Extracted data entries

[START]

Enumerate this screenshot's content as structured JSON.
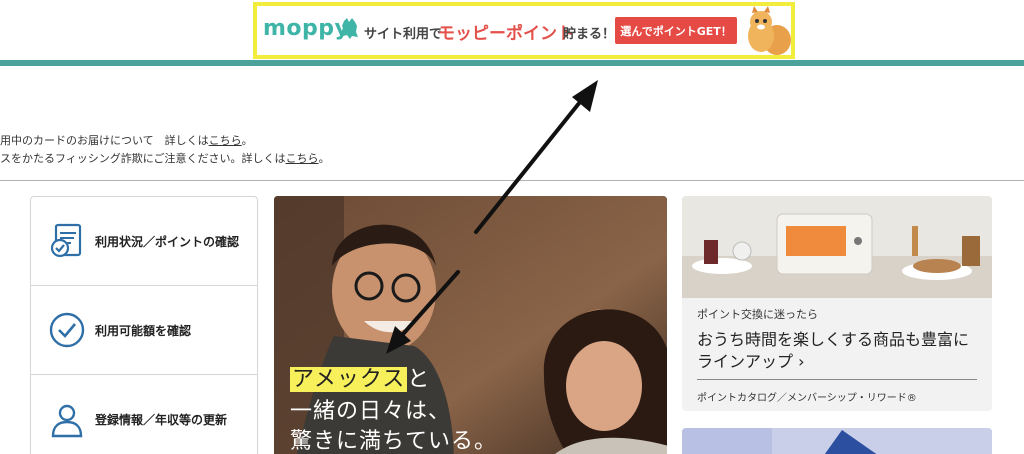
{
  "banner": {
    "logo": "moppy",
    "text_prefix": "サイト利用で",
    "text_points": "モッピーポイント",
    "text_suffix": "貯まる！",
    "cta_label": "選んでポイントGET！"
  },
  "notices": [
    {
      "text": "用中のカードのお届けについて　詳しくは",
      "link": "こちら",
      "after": "。"
    },
    {
      "text": "スをかたるフィッシング詐欺にご注意ください。詳しくは",
      "link": "こちら",
      "after": "。"
    }
  ],
  "side_menu": [
    {
      "label": "利用状況／ポイントの確認",
      "icon": "receipt-check-icon"
    },
    {
      "label": "利用可能額を確認",
      "icon": "check-circle-icon"
    },
    {
      "label": "登録情報／年収等の更新",
      "icon": "user-icon"
    }
  ],
  "hero": {
    "highlight": "アメックス",
    "line1_rest": "と",
    "line2": "一緒の日々は、",
    "line3": "驚きに満ちている。"
  },
  "card": {
    "sub": "ポイント交換に迷ったら",
    "title": "おうち時間を楽しくする商品も豊富にラインアップ ›",
    "footer": "ポイントカタログ／メンバーシップ・リワード®"
  },
  "colors": {
    "teal": "#4aa29a",
    "banner_border": "#f2ec3c",
    "cta_red": "#e54a45",
    "menu_icon_blue": "#2f6fa8",
    "highlight_yellow": "#f7f05a"
  }
}
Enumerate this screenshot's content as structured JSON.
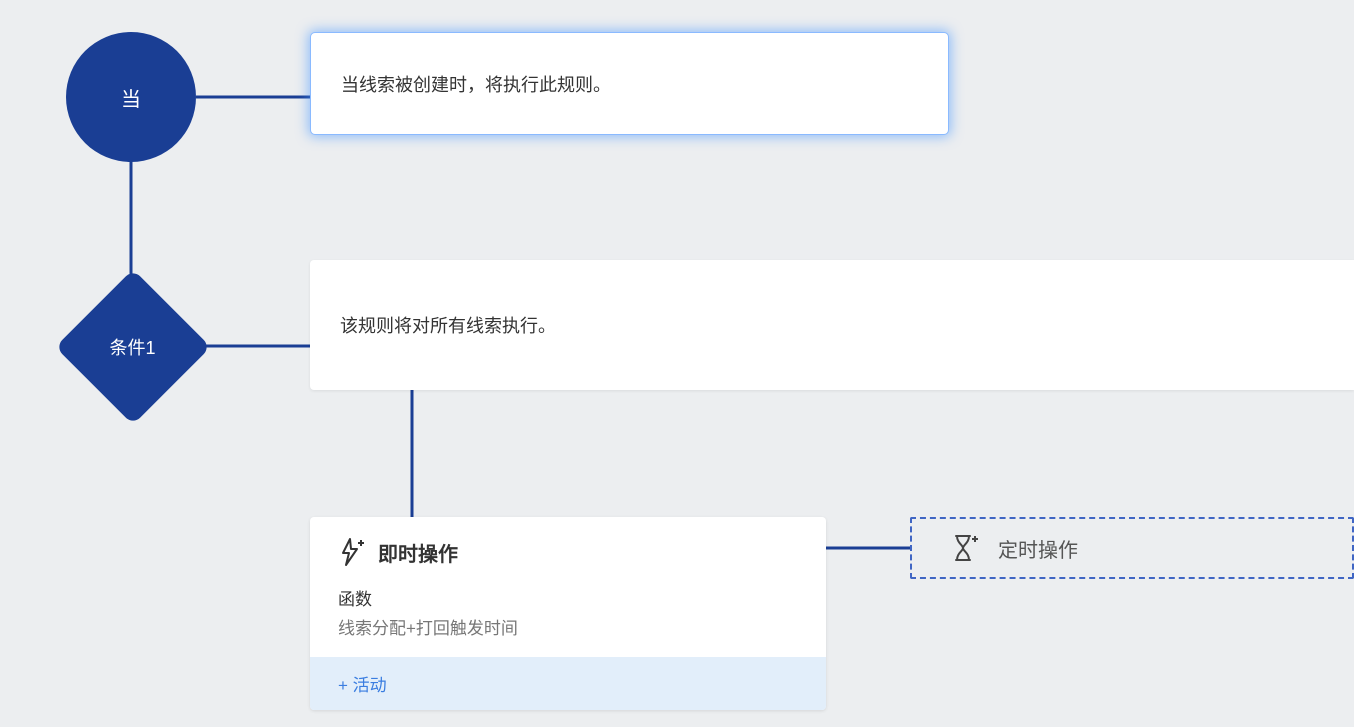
{
  "trigger": {
    "node_label": "当",
    "description": "当线索被创建时，将执行此规则。"
  },
  "condition": {
    "node_label": "条件1",
    "description": "该规则将对所有线索执行。"
  },
  "instant_action": {
    "title": "即时操作",
    "section_label": "函数",
    "function_name": "线索分配+打回触发时间",
    "add_activity_label": "+ 活动"
  },
  "scheduled_action": {
    "title": "定时操作"
  }
}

[END]

> **What to do**:
Show every line from the entries above in which "check" appears.

> **Solved problem**:
      "icon": "receipt-check-icon"
      "icon": "check-circle-icon"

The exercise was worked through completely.